_Exercise prompt_
Write out every entry exactly as given, but omit the pictures.

=====

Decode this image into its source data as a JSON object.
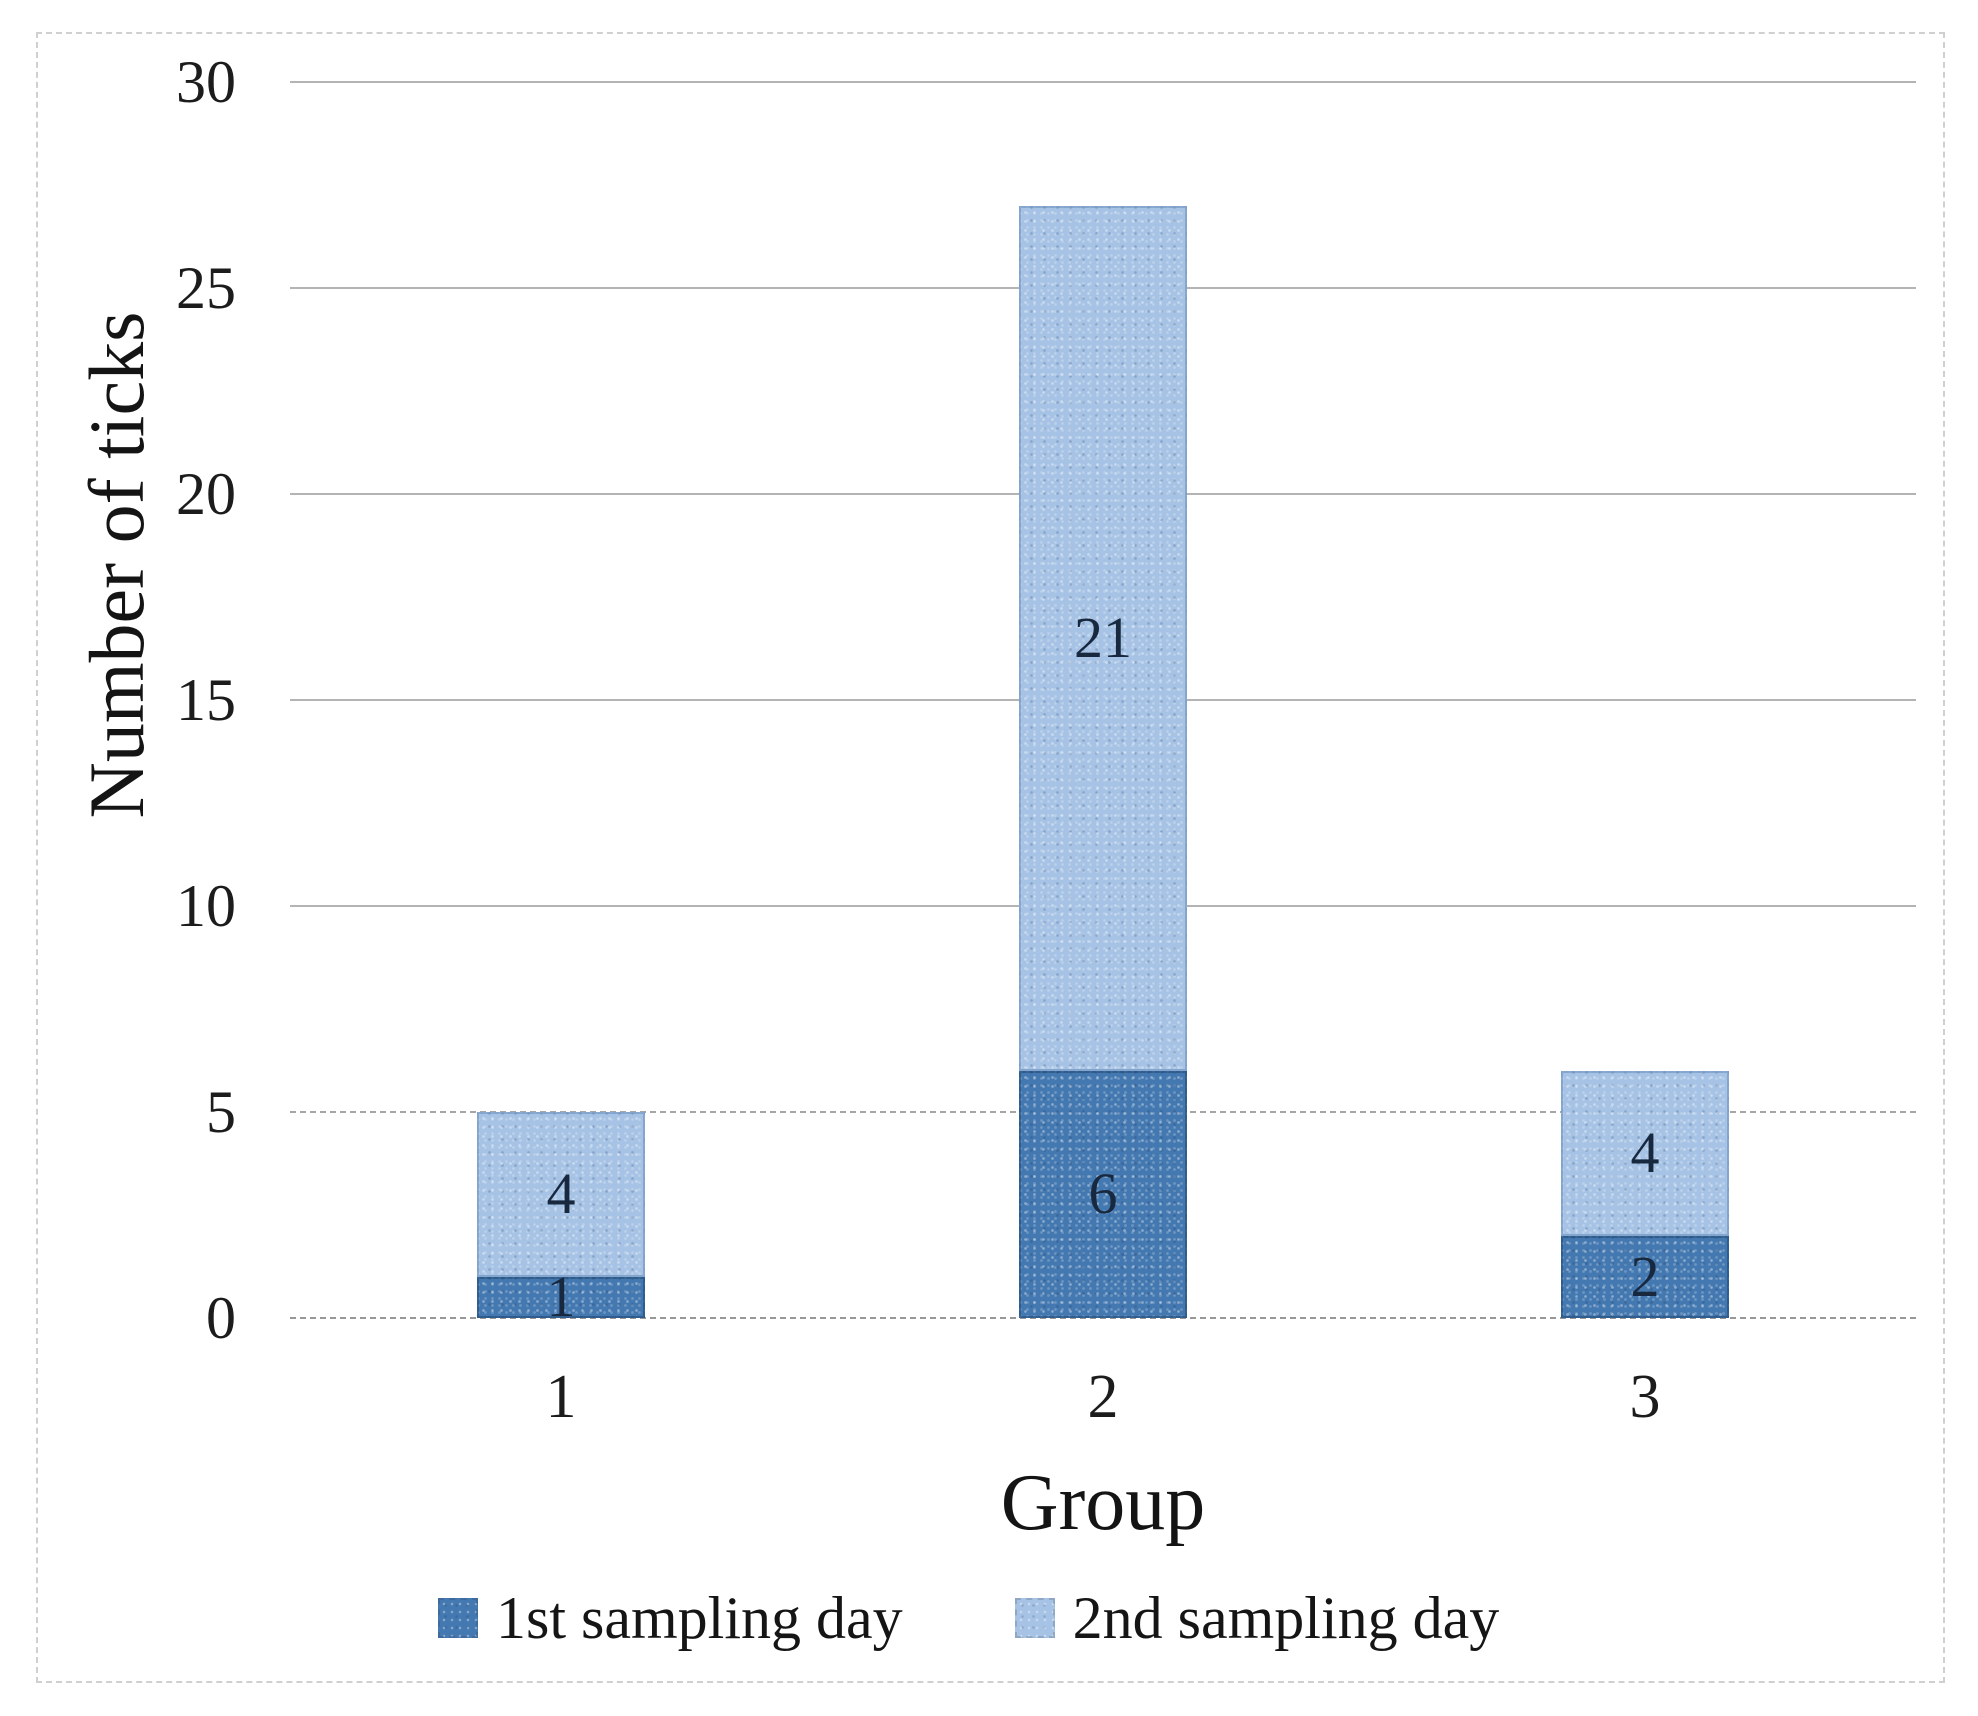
{
  "chart_data": {
    "type": "bar",
    "stacked": true,
    "title": "",
    "xlabel": "Group",
    "ylabel": "Number of ticks",
    "categories": [
      "1",
      "2",
      "3"
    ],
    "series": [
      {
        "name": "1st sampling day",
        "values": [
          1,
          6,
          2
        ],
        "color": "#4478b0"
      },
      {
        "name": "2nd sampling day",
        "values": [
          4,
          21,
          4
        ],
        "color": "#a6c3e5"
      }
    ],
    "ylim": [
      0,
      30
    ],
    "y_ticks": [
      0,
      5,
      10,
      15,
      20,
      25,
      30
    ],
    "grid": true,
    "legend_position": "bottom",
    "data_labels": true,
    "colors": {
      "gridline": "#b4b4b4",
      "label_text": "#18293f",
      "axis_text": "#1c1c1c",
      "frame": "#d0d0d0"
    }
  }
}
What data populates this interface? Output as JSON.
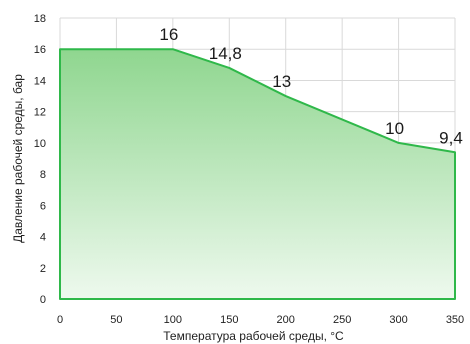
{
  "chart_data": {
    "type": "area",
    "title": "",
    "xlabel": "Температура рабочей среды, °С",
    "ylabel": "Давление рабочей среды, бар",
    "xlim": [
      0,
      350
    ],
    "ylim": [
      0,
      18
    ],
    "xticks": [
      0,
      50,
      100,
      150,
      200,
      250,
      300,
      350
    ],
    "yticks": [
      0,
      2,
      4,
      6,
      8,
      10,
      12,
      14,
      16,
      18
    ],
    "grid": true,
    "legend": "none",
    "series": [
      {
        "x": [
          0,
          100,
          150,
          200,
          300,
          350
        ],
        "y": [
          16,
          16,
          14.8,
          13,
          10,
          9.4
        ]
      }
    ],
    "data_labels": [
      {
        "x": 100,
        "y": 16,
        "text": "16"
      },
      {
        "x": 150,
        "y": 14.8,
        "text": "14,8"
      },
      {
        "x": 200,
        "y": 13,
        "text": "13"
      },
      {
        "x": 300,
        "y": 10,
        "text": "10"
      },
      {
        "x": 350,
        "y": 9.4,
        "text": "9,4"
      }
    ],
    "colors": {
      "fill_top": "#8fd68f",
      "fill_bottom": "#eef9ee",
      "line": "#2fb84a",
      "grid": "#d9d9d9"
    }
  }
}
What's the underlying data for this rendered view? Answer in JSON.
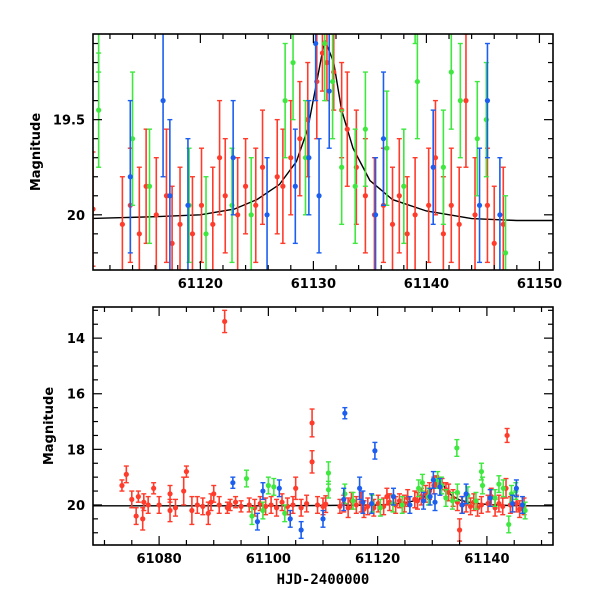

=====

_Exercise output_
Decode this image into its source data as a JSON object.
{
  "chart_data": {
    "type": "bar",
    "stacked": true,
    "title": "",
    "xlabel": "Group",
    "ylabel": "Number of ticks",
    "categories": [
      "1",
      "2",
      "3"
    ],
    "series": [
      {
        "name": "1st sampling day",
        "values": [
          1,
          6,
          2
        ],
        "color": "#4478b0"
      },
      {
        "name": "2nd sampling day",
        "values": [
          4,
          21,
          4
        ],
        "color": "#a6c3e5"
      }
    ],
    "ylim": [
      0,
      30
    ],
    "y_ticks": [
      0,
      5,
      10,
      15,
      20,
      25,
      30
    ],
    "grid": true,
    "legend_position": "bottom",
    "data_labels": true,
    "colors": {
      "gridline": "#b4b4b4",
      "label_text": "#18293f",
      "axis_text": "#1c1c1c",
      "frame": "#d0d0d0"
    }
  }
}
What data populates this interface? Output as JSON.
{
  "chart_data": {
    "type": "area",
    "title": "",
    "xlabel": "Температура рабочей среды, °С",
    "ylabel": "Давление рабочей среды, бар",
    "xlim": [
      0,
      350
    ],
    "ylim": [
      0,
      18
    ],
    "xticks": [
      0,
      50,
      100,
      150,
      200,
      250,
      300,
      350
    ],
    "yticks": [
      0,
      2,
      4,
      6,
      8,
      10,
      12,
      14,
      16,
      18
    ],
    "grid": true,
    "legend": "none",
    "series": [
      {
        "x": [
          0,
          100,
          150,
          200,
          300,
          350
        ],
        "y": [
          16,
          16,
          14.8,
          13,
          10,
          9.4
        ]
      }
    ],
    "data_labels": [
      {
        "x": 100,
        "y": 16,
        "text": "16"
      },
      {
        "x": 150,
        "y": 14.8,
        "text": "14,8"
      },
      {
        "x": 200,
        "y": 13,
        "text": "13"
      },
      {
        "x": 300,
        "y": 10,
        "text": "10"
      },
      {
        "x": 350,
        "y": 9.4,
        "text": "9,4"
      }
    ],
    "colors": {
      "fill_top": "#8fd68f",
      "fill_bottom": "#eef9ee",
      "line": "#2fb84a",
      "grid": "#d9d9d9"
    }
  }
}
What's the underlying data for this rendered view? Answer in JSON.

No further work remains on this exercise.